YOUR OBJECTIVE –
Go through the material and write it all out exactly, minus the pictures.

───── WORKING DATA

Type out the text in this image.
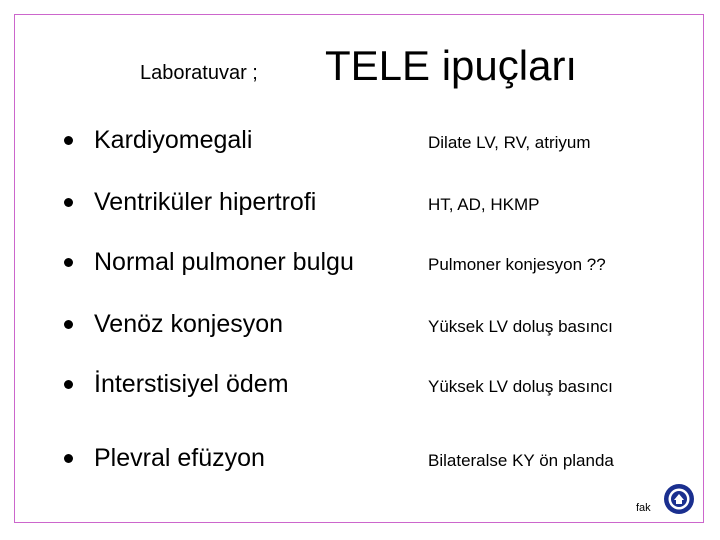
Laboratuvar ; TELE ipuçları
Kardiyomegali	Dilate LV, RV, atriyum
Ventriküler hipertrofi	HT, AD, HKMP
Normal pulmoner bulgu	Pulmoner konjesyon ??
Venöz konjesyon	Yüksek LV doluş basıncı
İnterstisiyel ödem	Yüksek LV doluş basıncı
Plevral efüzyon	Bilateralse KY ön planda
fak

──────────

PROBLEM SOLUTION –
Type out the text in this image.
Laboratuvar ; TELE ipuçları
Kardiyomegali	Dilate LV, RV, atriyum
Ventriküler hipertrofi	HT, AD, HKMP
Normal pulmoner bulgu	Pulmoner konjesyon ??
Venöz konjesyon	Yüksek LV doluş basıncı
İnterstisiyel ödem	Yüksek LV doluş basıncı
Plevral efüzyon	Bilateralse KY ön planda
fak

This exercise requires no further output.